▶ _EXTRACTED INFORMATION_
============
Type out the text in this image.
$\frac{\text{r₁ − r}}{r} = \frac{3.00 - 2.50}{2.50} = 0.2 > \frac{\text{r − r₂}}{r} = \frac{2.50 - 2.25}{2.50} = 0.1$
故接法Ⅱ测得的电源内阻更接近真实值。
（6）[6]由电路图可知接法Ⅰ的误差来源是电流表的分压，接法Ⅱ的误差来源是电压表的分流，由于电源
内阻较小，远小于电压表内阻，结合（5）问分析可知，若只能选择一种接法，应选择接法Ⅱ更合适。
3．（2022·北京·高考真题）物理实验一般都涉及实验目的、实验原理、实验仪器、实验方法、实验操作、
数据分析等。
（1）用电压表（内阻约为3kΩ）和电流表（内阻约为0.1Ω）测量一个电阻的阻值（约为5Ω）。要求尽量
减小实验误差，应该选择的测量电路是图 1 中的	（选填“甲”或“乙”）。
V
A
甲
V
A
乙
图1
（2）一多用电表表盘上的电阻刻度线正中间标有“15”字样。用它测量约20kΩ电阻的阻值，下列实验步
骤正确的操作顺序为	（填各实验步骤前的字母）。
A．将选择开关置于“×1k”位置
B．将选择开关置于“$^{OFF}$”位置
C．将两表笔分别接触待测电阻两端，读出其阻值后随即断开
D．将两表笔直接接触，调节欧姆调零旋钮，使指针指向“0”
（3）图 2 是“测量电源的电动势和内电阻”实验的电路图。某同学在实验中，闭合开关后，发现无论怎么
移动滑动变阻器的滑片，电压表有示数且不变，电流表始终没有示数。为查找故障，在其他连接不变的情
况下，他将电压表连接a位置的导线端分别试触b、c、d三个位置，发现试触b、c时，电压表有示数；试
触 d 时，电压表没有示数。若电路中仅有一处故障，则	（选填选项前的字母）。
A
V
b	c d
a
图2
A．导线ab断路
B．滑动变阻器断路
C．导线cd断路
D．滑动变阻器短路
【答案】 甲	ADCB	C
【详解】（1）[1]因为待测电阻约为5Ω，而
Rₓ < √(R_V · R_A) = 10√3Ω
============
▶ _TASK BRIEF_
Give solely the number of lines in the data that contain the string "text".

▶ _IN RESPONSE_
2